Written request 1 – Retype the rows from the line containing "574, 1066, 636]" through the line containing "chevron-right-icon: [1044, 532, 1066, 554]", inclusive, and nothing else.

After that just play around with some programs that are preinstalled, such as Paint, Steps Recorder, Task Manager, Control Panel....

If the hardware tests are all good (and I suspect that they will be) and the programs run as you expect them to then we can be certain that it is a Windows issue.

Viz


----------



## Supersadie (Dec 3, 2009)

*Re: Acer laptop with Win 8.1 will not configure updates*

Thanks both. The updates have now decided to try installing themselves while I was using the computer, rather than when I restart. I'll try what you have suggested when the control panel becomes available again and let you know...
Many thanks again...


----------



## Supersadie (Dec 3, 2009)

*Re: Acer laptop with Win 8.1 will not configure updates*

Ok, so after three hours of downloading updates manually, the thing shut down, spent half an hour restarting and has now booted up. I said there was 1 update to download. I refreshed the updates box and see there are 117 so obviously the updates didn't configure. Could someone explain how to create/find the log?
I have got into event viewer but don't know what I'm looking for..


----------



## Supersadie (Dec 3, 2009)

*Re: Acer laptop with Win 8.1 will not configure updates*

Ok. Little update for you. I used the memory check utility. No problems there. Then I just downloaded the update at the top of my list and restarted. Then I downloaded a few more without a hitch. Now I'm working down the list in batches of 12 installing and restarting. Maybe it was clogged with updates (technical term). Thanks for all your kind help and suggestions.


----------



## Deejay100six (Nov 24, 2007)

*Re: Acer laptop with Win 8.1 will not configure updates*

Hi,

Just a thought but are you downloading the updates through a wireless connection?


----------



## Vizuliz (May 22, 2015)

*Re: Acer laptop with Win 8.1 will not configure updates*



Supersadie said:


> .... Now I'm working down the list in batches of 12 installing and restarting..... .


Chopin playing softly in the background will keep you sane through this process....:whistling:

Viz


----------



## Supersadie (Dec 3, 2009)

*Re: Acer laptop with Win 8.1 will not configure updates*

Ha! I do listen to him as it happens. I also find Vivaldi helpful, but not necessarily Four Seasons. 
Yes, Dave, it is a wireless connection...thoughts?


----------



## Deejay100six (Nov 24, 2007)

*Re: Acer laptop with Win 8.1 will not configure updates*



Supersadie said:


> Yes, Dave, it is a wireless connection...thoughts?


Yes, of course it would be better wired. Do you have that option?


----------



## Supersadie (Dec 3, 2009)

*Re: Acer laptop with Win 8.1 will not configure updates*

All sorted now and up to date but for the future...sure I have an ethernet cable somewhere. However, thought that would only affect downloads not configuration. But what do I know?!


----------



## Deejay100six (Nov 24, 2007)

*Re: Acer laptop with Win 8.1 will not configure updates*



Supersadie said:


> thought that would only affect downloads not configuration.


Of course, apologies for not realising that.

Glad its sorted anyhow! :thumb:

Could you mark it solved please, Thread Tools at top of page?


----------



## Vizuliz (May 22, 2015)

*Re: Acer laptop with Win 8.1 will not configure updates*



Supersadie said:


> All sorted now and up to date but for the future...


And you have retained your sanity and sense of humour..... I have got to listen to more Vivaldi methinks... 

Viz


----------

Provided records –
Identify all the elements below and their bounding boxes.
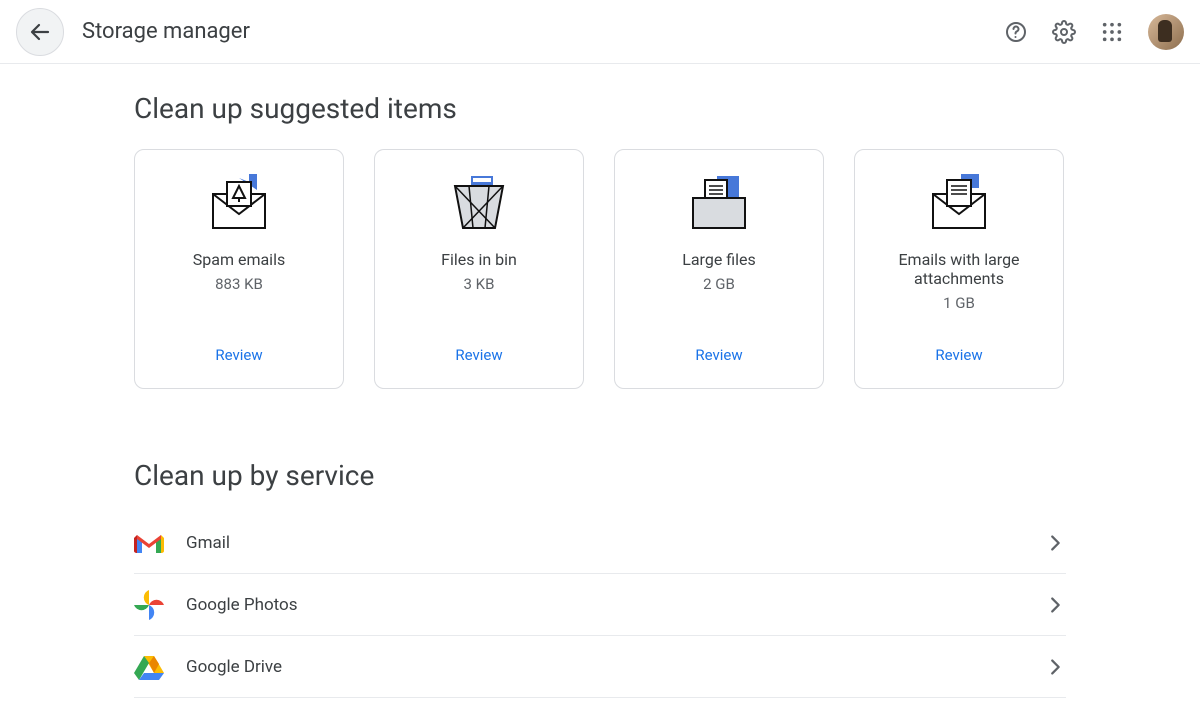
service-row-photos[interactable]: Google Photos: [134, 574, 1066, 636]
large-attachment-icon: [923, 170, 995, 234]
apps-button[interactable]: [1092, 12, 1132, 52]
service-label: Gmail: [186, 533, 1044, 553]
google-drive-icon: [134, 654, 186, 680]
chevron-right-icon: [1044, 532, 1066, 554]
card-title: Spam emails: [193, 250, 285, 269]
back-button[interactable]: [16, 8, 64, 56]
chevron-right-icon: [1044, 594, 1066, 616]
card-size: 1 GB: [943, 294, 975, 312]
spam-email-icon: [203, 170, 275, 234]
card-size: 3 KB: [464, 275, 495, 293]
account-avatar[interactable]: [1148, 14, 1184, 50]
help-button[interactable]: [996, 12, 1036, 52]
card-large-attachments[interactable]: Emails with large attachments 1 GB Revie…: [854, 149, 1064, 389]
gmail-icon: [134, 531, 186, 555]
service-label: Google Drive: [186, 657, 1044, 677]
header-actions: [996, 12, 1184, 52]
apps-grid-icon: [1101, 21, 1123, 43]
card-title: Large files: [682, 250, 756, 269]
card-large-files[interactable]: Large files 2 GB Review: [614, 149, 824, 389]
google-photos-icon: [134, 590, 186, 620]
card-title: Emails with large attachments: [867, 250, 1051, 288]
by-service-heading: Clean up by service: [134, 459, 1066, 492]
review-link[interactable]: Review: [211, 338, 266, 372]
service-label: Google Photos: [186, 595, 1044, 615]
card-size: 2 GB: [703, 275, 735, 293]
service-row-gmail[interactable]: Gmail: [134, 512, 1066, 574]
chevron-right-icon: [1044, 656, 1066, 678]
review-link[interactable]: Review: [451, 338, 506, 372]
help-icon: [1004, 20, 1028, 44]
suggested-items-heading: Clean up suggested items: [134, 92, 1066, 125]
large-files-icon: [683, 170, 755, 234]
card-title: Files in bin: [441, 250, 517, 269]
card-spam-emails[interactable]: Spam emails 883 KB Review: [134, 149, 344, 389]
service-row-drive[interactable]: Google Drive: [134, 636, 1066, 698]
card-size: 883 KB: [215, 275, 263, 293]
arrow-left-icon: [28, 20, 52, 44]
review-link[interactable]: Review: [931, 338, 986, 372]
card-files-in-bin[interactable]: Files in bin 3 KB Review: [374, 149, 584, 389]
bin-icon: [443, 170, 515, 234]
app-header: Storage manager: [0, 0, 1200, 64]
page-title: Storage manager: [82, 19, 996, 44]
suggested-cards: Spam emails 883 KB Review Files in bin 3…: [134, 149, 1066, 389]
gear-icon: [1052, 20, 1076, 44]
settings-button[interactable]: [1044, 12, 1084, 52]
main-content: Clean up suggested items Spam emails 883…: [110, 64, 1090, 698]
review-link[interactable]: Review: [691, 338, 746, 372]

Written request 2 – Rewrite the forum thread between "Thanks both. The" and "Many thanks again...", inclusive, with "restart" replaced by "reboot".

Exercise output 1 –
service-row-photos[interactable]: Google Photos: [134, 574, 1066, 636]
large-attachment-icon: [923, 170, 995, 234]
apps-button[interactable]: [1092, 12, 1132, 52]
service-label: Gmail: [186, 533, 1044, 553]
google-drive-icon: [134, 654, 186, 680]
chevron-right-icon: [1044, 532, 1066, 554]

Exercise output 2 –
Thanks both. The updates have now decided to try installing themselves while I was using the computer, rather than when I reboot. I'll try what you have suggested when the control panel becomes available again and let you know...
Many thanks again...